DESCRIPTION OF THE TASK: Show, in full, each line of the data that contains "граждан".

Collected data entries:
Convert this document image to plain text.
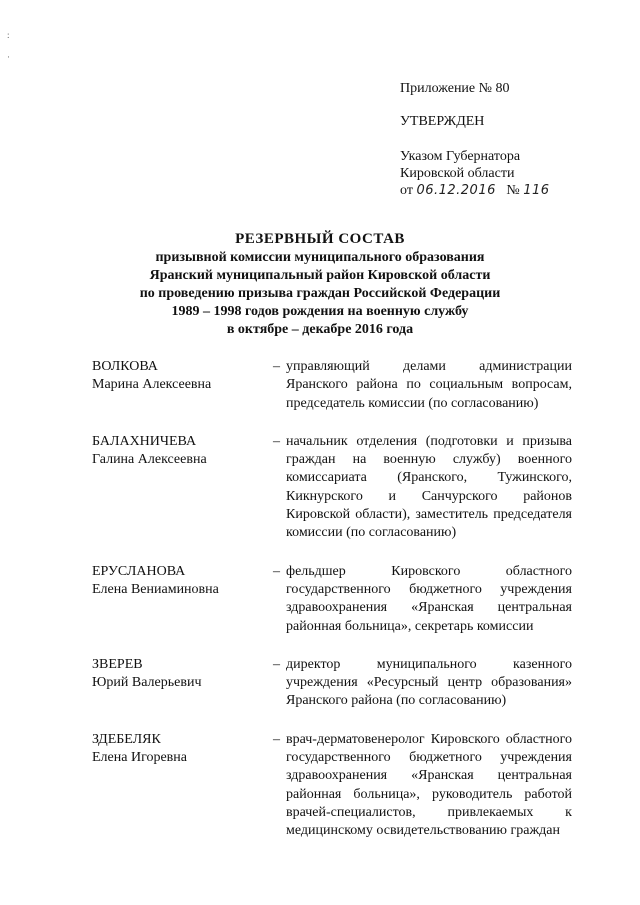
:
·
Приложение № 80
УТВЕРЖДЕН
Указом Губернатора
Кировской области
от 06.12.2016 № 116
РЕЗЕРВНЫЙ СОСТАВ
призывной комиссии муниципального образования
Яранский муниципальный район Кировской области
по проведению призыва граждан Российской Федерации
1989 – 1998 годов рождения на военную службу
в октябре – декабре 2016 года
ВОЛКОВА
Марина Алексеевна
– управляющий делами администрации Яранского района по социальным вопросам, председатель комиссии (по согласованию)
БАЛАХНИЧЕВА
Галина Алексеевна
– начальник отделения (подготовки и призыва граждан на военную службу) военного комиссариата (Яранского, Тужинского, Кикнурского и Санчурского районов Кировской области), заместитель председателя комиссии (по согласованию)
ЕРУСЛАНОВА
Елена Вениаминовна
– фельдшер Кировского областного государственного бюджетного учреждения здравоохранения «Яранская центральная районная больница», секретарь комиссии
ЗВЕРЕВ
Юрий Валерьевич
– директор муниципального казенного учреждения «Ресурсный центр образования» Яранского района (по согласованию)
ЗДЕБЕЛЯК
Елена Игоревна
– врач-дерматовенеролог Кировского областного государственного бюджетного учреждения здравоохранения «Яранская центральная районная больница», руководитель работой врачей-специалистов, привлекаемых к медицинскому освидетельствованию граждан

FINAL RESULT:
по проведению призыва граждан Российской Федерации
– начальник отделения (подготовки и призыва граждан на военную службу) военного комиссариата (Яранского, Тужинского, Кикнурского и Санчурского районов Кировской области), заместитель председателя комиссии (по согласованию)
– врач-дерматовенеролог Кировского областного государственного бюджетного учреждения здравоохранения «Яранская центральная районная больница», руководитель работой врачей-специалистов, привлекаемых к медицинскому освидетельствованию граждан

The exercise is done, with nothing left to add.